# WRITTEN EXERCISE
Scan the listing below. Report each line that includes "Flux".
====== EXCERPTED DATA ======
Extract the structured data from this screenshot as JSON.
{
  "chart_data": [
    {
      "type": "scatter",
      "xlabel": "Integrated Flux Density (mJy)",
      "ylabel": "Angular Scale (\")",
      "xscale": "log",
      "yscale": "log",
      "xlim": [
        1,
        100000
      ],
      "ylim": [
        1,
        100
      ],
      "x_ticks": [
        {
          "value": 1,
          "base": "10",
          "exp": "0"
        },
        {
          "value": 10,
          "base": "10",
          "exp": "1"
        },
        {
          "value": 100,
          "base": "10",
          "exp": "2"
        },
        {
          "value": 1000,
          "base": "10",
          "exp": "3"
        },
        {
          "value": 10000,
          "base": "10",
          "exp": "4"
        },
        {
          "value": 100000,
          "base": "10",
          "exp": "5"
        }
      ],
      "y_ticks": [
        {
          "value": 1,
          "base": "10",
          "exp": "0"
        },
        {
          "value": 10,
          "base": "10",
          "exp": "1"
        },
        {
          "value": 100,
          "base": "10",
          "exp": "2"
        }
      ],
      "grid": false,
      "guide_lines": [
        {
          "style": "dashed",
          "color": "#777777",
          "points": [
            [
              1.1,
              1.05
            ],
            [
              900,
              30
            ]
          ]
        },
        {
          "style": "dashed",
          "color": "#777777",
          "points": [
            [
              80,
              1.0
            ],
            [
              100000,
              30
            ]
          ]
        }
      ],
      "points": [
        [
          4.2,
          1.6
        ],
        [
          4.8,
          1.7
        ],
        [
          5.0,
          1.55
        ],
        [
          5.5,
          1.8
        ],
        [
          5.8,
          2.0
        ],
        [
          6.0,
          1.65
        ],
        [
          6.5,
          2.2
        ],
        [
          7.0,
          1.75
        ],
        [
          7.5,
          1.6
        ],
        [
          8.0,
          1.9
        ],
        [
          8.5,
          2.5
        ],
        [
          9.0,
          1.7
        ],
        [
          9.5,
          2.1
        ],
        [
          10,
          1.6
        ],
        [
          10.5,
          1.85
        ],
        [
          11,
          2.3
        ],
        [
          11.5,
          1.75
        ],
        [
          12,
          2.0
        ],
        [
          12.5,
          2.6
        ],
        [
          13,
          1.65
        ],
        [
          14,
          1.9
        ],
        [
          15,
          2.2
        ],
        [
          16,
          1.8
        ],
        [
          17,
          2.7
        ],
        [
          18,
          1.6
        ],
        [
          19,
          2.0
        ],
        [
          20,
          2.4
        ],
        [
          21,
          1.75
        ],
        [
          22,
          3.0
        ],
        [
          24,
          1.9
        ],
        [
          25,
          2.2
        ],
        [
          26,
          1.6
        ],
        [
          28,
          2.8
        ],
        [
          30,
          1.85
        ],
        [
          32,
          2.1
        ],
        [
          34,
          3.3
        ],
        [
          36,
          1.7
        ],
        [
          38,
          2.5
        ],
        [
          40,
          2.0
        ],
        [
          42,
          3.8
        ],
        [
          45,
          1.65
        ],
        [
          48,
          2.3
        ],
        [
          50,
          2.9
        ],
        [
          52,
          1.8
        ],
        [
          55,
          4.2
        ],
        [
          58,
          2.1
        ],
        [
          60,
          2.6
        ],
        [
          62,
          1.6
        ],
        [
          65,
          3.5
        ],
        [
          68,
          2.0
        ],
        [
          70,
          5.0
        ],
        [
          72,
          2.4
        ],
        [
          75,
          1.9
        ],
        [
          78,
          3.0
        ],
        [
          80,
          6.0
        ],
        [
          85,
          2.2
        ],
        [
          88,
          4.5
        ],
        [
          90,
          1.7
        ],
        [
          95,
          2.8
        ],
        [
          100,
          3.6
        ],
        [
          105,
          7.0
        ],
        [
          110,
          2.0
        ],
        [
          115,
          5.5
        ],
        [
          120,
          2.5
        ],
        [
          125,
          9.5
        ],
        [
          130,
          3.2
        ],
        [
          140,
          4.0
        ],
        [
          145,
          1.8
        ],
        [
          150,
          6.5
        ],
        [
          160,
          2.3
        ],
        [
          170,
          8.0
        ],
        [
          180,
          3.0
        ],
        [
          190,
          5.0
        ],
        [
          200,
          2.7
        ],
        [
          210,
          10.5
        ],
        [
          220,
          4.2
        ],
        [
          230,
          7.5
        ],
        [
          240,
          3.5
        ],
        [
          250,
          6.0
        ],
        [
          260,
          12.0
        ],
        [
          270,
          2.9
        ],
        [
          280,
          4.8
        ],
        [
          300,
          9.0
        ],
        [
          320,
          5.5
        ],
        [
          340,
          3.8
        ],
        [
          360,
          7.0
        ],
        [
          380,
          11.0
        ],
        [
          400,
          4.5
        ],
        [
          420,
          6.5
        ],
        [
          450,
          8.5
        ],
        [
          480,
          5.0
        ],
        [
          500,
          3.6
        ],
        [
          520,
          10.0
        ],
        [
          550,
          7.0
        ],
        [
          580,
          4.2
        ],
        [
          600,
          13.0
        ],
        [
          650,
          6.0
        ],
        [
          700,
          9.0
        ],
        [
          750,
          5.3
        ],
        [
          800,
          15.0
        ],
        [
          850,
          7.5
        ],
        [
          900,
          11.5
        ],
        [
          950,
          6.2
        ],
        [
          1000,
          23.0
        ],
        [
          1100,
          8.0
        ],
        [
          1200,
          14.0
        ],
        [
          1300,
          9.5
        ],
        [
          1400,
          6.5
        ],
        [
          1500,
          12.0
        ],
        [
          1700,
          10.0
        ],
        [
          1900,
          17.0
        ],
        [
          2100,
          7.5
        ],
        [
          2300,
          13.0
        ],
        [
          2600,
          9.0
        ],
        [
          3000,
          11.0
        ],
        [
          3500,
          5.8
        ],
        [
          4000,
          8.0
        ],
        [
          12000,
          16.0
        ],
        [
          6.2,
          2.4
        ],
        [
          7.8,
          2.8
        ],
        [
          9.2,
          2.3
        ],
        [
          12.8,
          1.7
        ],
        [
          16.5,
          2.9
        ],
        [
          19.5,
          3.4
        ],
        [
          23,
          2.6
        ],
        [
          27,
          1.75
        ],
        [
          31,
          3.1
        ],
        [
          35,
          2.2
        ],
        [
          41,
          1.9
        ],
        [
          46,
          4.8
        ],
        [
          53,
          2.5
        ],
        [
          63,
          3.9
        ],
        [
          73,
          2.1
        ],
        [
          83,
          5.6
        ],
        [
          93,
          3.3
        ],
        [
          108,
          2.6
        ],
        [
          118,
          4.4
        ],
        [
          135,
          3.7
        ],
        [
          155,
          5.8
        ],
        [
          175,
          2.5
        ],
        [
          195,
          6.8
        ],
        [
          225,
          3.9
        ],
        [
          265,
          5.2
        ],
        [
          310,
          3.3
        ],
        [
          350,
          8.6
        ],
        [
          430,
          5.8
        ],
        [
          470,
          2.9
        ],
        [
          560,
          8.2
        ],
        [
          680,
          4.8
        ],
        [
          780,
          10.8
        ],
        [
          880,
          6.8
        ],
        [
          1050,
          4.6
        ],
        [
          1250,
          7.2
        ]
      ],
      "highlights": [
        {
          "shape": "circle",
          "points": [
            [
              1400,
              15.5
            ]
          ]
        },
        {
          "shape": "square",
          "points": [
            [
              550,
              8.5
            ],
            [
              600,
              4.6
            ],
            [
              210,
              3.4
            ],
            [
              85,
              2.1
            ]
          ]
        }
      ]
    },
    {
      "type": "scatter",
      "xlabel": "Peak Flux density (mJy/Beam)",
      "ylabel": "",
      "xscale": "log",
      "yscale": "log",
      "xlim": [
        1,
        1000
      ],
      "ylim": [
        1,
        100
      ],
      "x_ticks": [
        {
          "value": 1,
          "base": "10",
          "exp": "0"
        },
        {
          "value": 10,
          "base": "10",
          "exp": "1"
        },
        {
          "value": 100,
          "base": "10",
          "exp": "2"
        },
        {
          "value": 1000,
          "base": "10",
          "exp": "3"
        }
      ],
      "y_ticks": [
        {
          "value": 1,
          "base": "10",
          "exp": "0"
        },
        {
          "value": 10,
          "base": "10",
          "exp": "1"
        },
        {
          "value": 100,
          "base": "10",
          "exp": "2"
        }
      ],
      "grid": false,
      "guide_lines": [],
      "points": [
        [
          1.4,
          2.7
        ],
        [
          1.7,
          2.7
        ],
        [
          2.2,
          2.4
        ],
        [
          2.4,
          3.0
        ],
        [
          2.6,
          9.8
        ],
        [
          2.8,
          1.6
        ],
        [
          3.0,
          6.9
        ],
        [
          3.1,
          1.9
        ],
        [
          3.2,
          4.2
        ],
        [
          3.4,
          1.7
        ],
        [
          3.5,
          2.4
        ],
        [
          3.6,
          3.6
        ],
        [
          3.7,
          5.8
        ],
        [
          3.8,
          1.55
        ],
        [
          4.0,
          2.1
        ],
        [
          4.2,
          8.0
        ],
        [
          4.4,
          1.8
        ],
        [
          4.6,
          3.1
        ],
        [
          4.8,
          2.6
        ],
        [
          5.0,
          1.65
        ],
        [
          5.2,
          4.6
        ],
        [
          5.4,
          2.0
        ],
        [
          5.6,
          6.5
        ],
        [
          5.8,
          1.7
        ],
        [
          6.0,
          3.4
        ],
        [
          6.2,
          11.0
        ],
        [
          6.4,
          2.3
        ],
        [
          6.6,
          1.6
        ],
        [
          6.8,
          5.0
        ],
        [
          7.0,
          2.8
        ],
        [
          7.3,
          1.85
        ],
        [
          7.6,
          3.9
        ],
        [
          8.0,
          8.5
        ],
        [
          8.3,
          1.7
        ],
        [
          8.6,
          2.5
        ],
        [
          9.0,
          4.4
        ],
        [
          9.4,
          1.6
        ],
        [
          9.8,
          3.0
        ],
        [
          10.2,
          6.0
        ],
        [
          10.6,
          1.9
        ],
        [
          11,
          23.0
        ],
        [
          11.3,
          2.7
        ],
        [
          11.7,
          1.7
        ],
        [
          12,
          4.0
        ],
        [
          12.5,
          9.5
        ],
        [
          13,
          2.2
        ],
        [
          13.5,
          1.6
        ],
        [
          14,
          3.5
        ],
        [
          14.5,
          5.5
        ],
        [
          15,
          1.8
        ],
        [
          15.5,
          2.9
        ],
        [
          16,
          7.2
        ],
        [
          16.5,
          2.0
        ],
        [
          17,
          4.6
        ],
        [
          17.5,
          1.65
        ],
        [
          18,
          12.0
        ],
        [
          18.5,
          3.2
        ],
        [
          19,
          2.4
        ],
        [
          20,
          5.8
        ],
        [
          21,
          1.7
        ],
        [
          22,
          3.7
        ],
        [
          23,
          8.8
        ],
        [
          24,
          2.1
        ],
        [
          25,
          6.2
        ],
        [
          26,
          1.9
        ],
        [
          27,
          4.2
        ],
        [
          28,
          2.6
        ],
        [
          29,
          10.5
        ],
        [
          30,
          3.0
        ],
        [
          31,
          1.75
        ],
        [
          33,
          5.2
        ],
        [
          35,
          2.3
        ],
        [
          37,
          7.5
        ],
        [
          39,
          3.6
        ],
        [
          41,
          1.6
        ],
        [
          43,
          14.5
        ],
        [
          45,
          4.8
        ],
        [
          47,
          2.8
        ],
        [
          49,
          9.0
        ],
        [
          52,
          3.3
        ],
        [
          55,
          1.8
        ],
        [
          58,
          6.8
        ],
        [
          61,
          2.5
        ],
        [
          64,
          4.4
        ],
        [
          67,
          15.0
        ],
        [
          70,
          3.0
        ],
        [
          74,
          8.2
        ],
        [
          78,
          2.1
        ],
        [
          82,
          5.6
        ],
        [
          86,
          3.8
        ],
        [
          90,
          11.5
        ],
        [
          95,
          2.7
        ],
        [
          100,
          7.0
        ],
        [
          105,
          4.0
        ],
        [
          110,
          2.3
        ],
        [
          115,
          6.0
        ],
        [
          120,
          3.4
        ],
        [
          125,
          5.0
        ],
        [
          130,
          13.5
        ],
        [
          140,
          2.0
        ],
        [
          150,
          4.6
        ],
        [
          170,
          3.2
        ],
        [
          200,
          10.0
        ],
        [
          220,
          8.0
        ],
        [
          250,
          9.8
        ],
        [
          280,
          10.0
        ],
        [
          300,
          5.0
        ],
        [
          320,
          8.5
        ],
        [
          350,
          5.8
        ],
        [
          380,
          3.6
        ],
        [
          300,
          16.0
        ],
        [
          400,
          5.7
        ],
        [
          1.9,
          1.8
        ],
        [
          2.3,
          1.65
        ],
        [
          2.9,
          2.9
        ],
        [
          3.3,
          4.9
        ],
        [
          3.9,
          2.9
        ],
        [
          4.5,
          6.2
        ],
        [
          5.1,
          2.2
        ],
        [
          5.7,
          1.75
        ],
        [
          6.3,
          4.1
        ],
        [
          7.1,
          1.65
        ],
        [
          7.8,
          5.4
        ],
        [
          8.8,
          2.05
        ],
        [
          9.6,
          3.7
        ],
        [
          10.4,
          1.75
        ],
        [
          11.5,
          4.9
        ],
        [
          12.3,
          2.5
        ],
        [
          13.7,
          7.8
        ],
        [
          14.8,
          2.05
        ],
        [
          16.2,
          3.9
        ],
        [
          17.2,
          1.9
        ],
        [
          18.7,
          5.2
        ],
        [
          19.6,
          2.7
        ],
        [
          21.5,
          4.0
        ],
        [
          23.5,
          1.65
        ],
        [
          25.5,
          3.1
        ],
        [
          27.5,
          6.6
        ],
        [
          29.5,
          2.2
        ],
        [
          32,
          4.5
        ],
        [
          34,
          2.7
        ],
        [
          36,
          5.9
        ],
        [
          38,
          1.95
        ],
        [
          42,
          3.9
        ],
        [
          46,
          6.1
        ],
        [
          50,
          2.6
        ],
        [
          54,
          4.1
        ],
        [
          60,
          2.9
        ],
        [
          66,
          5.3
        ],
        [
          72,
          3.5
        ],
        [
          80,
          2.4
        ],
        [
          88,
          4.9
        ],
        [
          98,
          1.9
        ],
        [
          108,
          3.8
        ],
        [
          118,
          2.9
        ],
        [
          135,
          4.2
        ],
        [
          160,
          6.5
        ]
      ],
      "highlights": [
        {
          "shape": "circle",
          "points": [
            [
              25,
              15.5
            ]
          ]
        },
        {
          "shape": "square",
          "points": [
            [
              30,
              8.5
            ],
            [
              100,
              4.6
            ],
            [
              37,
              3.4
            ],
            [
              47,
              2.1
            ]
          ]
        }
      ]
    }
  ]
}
======
# RESULT OF THIS EXERCISE
      "xlabel": "Integrated Flux Density (mJy)",
      "xlabel": "Peak Flux density (mJy/Beam)",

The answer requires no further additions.